* BEGIN *
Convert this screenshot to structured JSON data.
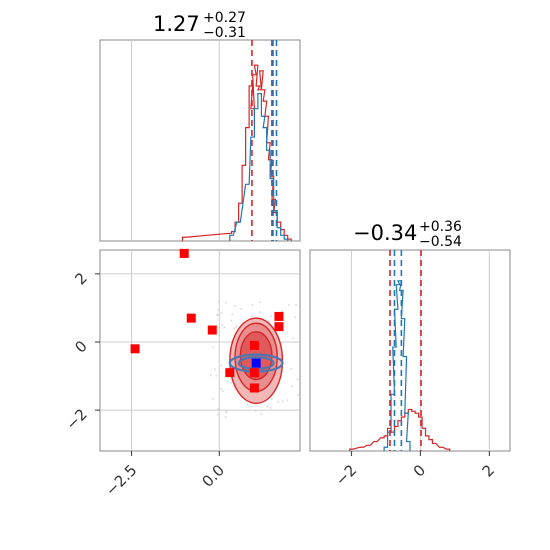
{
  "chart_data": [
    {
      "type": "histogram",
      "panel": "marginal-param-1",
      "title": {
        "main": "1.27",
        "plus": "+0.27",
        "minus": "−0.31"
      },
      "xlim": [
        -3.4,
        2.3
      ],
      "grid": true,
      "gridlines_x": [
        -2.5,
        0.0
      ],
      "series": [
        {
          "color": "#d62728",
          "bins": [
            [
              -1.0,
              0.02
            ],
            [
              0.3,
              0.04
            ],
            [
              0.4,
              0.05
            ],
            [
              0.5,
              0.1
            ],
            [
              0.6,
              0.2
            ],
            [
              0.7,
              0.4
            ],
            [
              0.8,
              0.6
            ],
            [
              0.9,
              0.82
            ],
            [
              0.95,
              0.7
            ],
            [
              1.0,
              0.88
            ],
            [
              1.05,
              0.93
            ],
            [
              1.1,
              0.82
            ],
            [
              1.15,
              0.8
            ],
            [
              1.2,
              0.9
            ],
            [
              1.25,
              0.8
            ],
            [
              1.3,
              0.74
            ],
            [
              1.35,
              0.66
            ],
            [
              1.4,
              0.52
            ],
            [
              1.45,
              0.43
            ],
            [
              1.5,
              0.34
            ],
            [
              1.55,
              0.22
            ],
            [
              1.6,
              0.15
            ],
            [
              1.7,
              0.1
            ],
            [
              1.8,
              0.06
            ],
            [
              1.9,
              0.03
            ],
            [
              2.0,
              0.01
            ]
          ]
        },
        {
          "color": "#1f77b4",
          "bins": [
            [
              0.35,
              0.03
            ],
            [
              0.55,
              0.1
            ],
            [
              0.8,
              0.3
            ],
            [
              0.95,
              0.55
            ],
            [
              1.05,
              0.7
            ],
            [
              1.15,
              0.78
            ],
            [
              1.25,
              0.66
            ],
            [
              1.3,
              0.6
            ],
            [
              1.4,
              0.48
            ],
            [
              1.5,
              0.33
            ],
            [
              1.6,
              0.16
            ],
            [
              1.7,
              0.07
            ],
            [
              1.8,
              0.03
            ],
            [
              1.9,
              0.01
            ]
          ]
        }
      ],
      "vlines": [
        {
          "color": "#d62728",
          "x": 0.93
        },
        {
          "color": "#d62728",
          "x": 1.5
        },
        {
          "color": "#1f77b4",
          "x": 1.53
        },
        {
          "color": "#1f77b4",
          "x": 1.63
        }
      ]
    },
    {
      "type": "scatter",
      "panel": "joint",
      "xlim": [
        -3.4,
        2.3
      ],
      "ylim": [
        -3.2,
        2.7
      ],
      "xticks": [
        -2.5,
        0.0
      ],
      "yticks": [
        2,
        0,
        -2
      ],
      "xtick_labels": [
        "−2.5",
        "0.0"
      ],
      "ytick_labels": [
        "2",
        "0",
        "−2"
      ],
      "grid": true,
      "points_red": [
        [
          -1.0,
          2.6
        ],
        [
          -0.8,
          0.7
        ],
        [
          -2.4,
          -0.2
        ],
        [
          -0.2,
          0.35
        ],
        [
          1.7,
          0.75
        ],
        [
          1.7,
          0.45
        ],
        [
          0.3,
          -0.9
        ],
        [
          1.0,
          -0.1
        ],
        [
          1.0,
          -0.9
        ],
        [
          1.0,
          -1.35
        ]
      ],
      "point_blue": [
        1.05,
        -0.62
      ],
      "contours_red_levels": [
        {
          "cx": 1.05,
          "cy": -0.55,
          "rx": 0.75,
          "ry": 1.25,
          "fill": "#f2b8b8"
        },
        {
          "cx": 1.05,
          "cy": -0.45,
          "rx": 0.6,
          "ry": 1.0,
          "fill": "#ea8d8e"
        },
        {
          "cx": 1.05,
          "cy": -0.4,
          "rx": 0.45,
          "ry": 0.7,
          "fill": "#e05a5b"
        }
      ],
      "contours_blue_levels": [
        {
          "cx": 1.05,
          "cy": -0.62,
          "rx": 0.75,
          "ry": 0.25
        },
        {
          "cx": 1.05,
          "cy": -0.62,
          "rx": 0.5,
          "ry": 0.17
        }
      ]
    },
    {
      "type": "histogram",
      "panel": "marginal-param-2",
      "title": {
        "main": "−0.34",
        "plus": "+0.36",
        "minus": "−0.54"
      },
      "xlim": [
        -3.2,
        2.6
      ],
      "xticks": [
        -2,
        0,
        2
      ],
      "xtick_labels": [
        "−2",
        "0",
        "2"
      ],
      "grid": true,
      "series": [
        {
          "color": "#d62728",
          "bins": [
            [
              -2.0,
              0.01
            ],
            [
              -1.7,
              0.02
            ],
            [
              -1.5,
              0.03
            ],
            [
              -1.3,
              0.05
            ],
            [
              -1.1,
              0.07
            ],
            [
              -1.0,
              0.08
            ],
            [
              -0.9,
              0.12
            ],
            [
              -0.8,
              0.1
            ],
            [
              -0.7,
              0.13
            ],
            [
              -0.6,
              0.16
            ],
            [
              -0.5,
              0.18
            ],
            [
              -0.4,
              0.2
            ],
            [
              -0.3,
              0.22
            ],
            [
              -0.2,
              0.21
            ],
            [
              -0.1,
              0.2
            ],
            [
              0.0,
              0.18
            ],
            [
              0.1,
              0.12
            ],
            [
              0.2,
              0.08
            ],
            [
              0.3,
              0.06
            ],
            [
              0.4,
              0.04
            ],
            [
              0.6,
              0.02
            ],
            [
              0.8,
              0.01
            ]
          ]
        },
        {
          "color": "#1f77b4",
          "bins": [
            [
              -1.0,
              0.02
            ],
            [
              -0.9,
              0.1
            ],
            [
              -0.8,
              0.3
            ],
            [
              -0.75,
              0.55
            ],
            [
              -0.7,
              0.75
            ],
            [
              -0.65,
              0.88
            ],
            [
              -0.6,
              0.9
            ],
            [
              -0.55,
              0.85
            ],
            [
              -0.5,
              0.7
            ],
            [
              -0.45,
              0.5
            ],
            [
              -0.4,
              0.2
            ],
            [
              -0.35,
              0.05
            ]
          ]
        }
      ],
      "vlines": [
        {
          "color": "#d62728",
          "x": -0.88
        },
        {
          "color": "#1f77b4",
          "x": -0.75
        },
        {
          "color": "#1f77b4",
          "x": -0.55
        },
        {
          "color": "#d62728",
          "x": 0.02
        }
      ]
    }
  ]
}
* END *
**GIVEN REQUEST:**
Leave every image out, and retype the material exactly.

**ANSWER TO THIS PROBLEM:**
Convert this screenshot to structured JSON data.
{
  "chart_data": [
    {
      "type": "histogram",
      "panel": "marginal-param-1",
      "title": {
        "main": "1.27",
        "plus": "+0.27",
        "minus": "−0.31"
      },
      "xlim": [
        -3.4,
        2.3
      ],
      "grid": true,
      "gridlines_x": [
        -2.5,
        0.0
      ],
      "series": [
        {
          "color": "#d62728",
          "bins": [
            [
              -1.0,
              0.02
            ],
            [
              0.3,
              0.04
            ],
            [
              0.4,
              0.05
            ],
            [
              0.5,
              0.1
            ],
            [
              0.6,
              0.2
            ],
            [
              0.7,
              0.4
            ],
            [
              0.8,
              0.6
            ],
            [
              0.9,
              0.82
            ],
            [
              0.95,
              0.7
            ],
            [
              1.0,
              0.88
            ],
            [
              1.05,
              0.93
            ],
            [
              1.1,
              0.82
            ],
            [
              1.15,
              0.8
            ],
            [
              1.2,
              0.9
            ],
            [
              1.25,
              0.8
            ],
            [
              1.3,
              0.74
            ],
            [
              1.35,
              0.66
            ],
            [
              1.4,
              0.52
            ],
            [
              1.45,
              0.43
            ],
            [
              1.5,
              0.34
            ],
            [
              1.55,
              0.22
            ],
            [
              1.6,
              0.15
            ],
            [
              1.7,
              0.1
            ],
            [
              1.8,
              0.06
            ],
            [
              1.9,
              0.03
            ],
            [
              2.0,
              0.01
            ]
          ]
        },
        {
          "color": "#1f77b4",
          "bins": [
            [
              0.35,
              0.03
            ],
            [
              0.55,
              0.1
            ],
            [
              0.8,
              0.3
            ],
            [
              0.95,
              0.55
            ],
            [
              1.05,
              0.7
            ],
            [
              1.15,
              0.78
            ],
            [
              1.25,
              0.66
            ],
            [
              1.3,
              0.6
            ],
            [
              1.4,
              0.48
            ],
            [
              1.5,
              0.33
            ],
            [
              1.6,
              0.16
            ],
            [
              1.7,
              0.07
            ],
            [
              1.8,
              0.03
            ],
            [
              1.9,
              0.01
            ]
          ]
        }
      ],
      "vlines": [
        {
          "color": "#d62728",
          "x": 0.93
        },
        {
          "color": "#d62728",
          "x": 1.5
        },
        {
          "color": "#1f77b4",
          "x": 1.53
        },
        {
          "color": "#1f77b4",
          "x": 1.63
        }
      ]
    },
    {
      "type": "scatter",
      "panel": "joint",
      "xlim": [
        -3.4,
        2.3
      ],
      "ylim": [
        -3.2,
        2.7
      ],
      "xticks": [
        -2.5,
        0.0
      ],
      "yticks": [
        2,
        0,
        -2
      ],
      "xtick_labels": [
        "−2.5",
        "0.0"
      ],
      "ytick_labels": [
        "2",
        "0",
        "−2"
      ],
      "grid": true,
      "points_red": [
        [
          -1.0,
          2.6
        ],
        [
          -0.8,
          0.7
        ],
        [
          -2.4,
          -0.2
        ],
        [
          -0.2,
          0.35
        ],
        [
          1.7,
          0.75
        ],
        [
          1.7,
          0.45
        ],
        [
          0.3,
          -0.9
        ],
        [
          1.0,
          -0.1
        ],
        [
          1.0,
          -0.9
        ],
        [
          1.0,
          -1.35
        ]
      ],
      "point_blue": [
        1.05,
        -0.62
      ],
      "contours_red_levels": [
        {
          "cx": 1.05,
          "cy": -0.55,
          "rx": 0.75,
          "ry": 1.25,
          "fill": "#f2b8b8"
        },
        {
          "cx": 1.05,
          "cy": -0.45,
          "rx": 0.6,
          "ry": 1.0,
          "fill": "#ea8d8e"
        },
        {
          "cx": 1.05,
          "cy": -0.4,
          "rx": 0.45,
          "ry": 0.7,
          "fill": "#e05a5b"
        }
      ],
      "contours_blue_levels": [
        {
          "cx": 1.05,
          "cy": -0.62,
          "rx": 0.75,
          "ry": 0.25
        },
        {
          "cx": 1.05,
          "cy": -0.62,
          "rx": 0.5,
          "ry": 0.17
        }
      ]
    },
    {
      "type": "histogram",
      "panel": "marginal-param-2",
      "title": {
        "main": "−0.34",
        "plus": "+0.36",
        "minus": "−0.54"
      },
      "xlim": [
        -3.2,
        2.6
      ],
      "xticks": [
        -2,
        0,
        2
      ],
      "xtick_labels": [
        "−2",
        "0",
        "2"
      ],
      "grid": true,
      "series": [
        {
          "color": "#d62728",
          "bins": [
            [
              -2.0,
              0.01
            ],
            [
              -1.7,
              0.02
            ],
            [
              -1.5,
              0.03
            ],
            [
              -1.3,
              0.05
            ],
            [
              -1.1,
              0.07
            ],
            [
              -1.0,
              0.08
            ],
            [
              -0.9,
              0.12
            ],
            [
              -0.8,
              0.1
            ],
            [
              -0.7,
              0.13
            ],
            [
              -0.6,
              0.16
            ],
            [
              -0.5,
              0.18
            ],
            [
              -0.4,
              0.2
            ],
            [
              -0.3,
              0.22
            ],
            [
              -0.2,
              0.21
            ],
            [
              -0.1,
              0.2
            ],
            [
              0.0,
              0.18
            ],
            [
              0.1,
              0.12
            ],
            [
              0.2,
              0.08
            ],
            [
              0.3,
              0.06
            ],
            [
              0.4,
              0.04
            ],
            [
              0.6,
              0.02
            ],
            [
              0.8,
              0.01
            ]
          ]
        },
        {
          "color": "#1f77b4",
          "bins": [
            [
              -1.0,
              0.02
            ],
            [
              -0.9,
              0.1
            ],
            [
              -0.8,
              0.3
            ],
            [
              -0.75,
              0.55
            ],
            [
              -0.7,
              0.75
            ],
            [
              -0.65,
              0.88
            ],
            [
              -0.6,
              0.9
            ],
            [
              -0.55,
              0.85
            ],
            [
              -0.5,
              0.7
            ],
            [
              -0.45,
              0.5
            ],
            [
              -0.4,
              0.2
            ],
            [
              -0.35,
              0.05
            ]
          ]
        }
      ],
      "vlines": [
        {
          "color": "#d62728",
          "x": -0.88
        },
        {
          "color": "#1f77b4",
          "x": -0.75
        },
        {
          "color": "#1f77b4",
          "x": -0.55
        },
        {
          "color": "#d62728",
          "x": 0.02
        }
      ]
    }
  ]
}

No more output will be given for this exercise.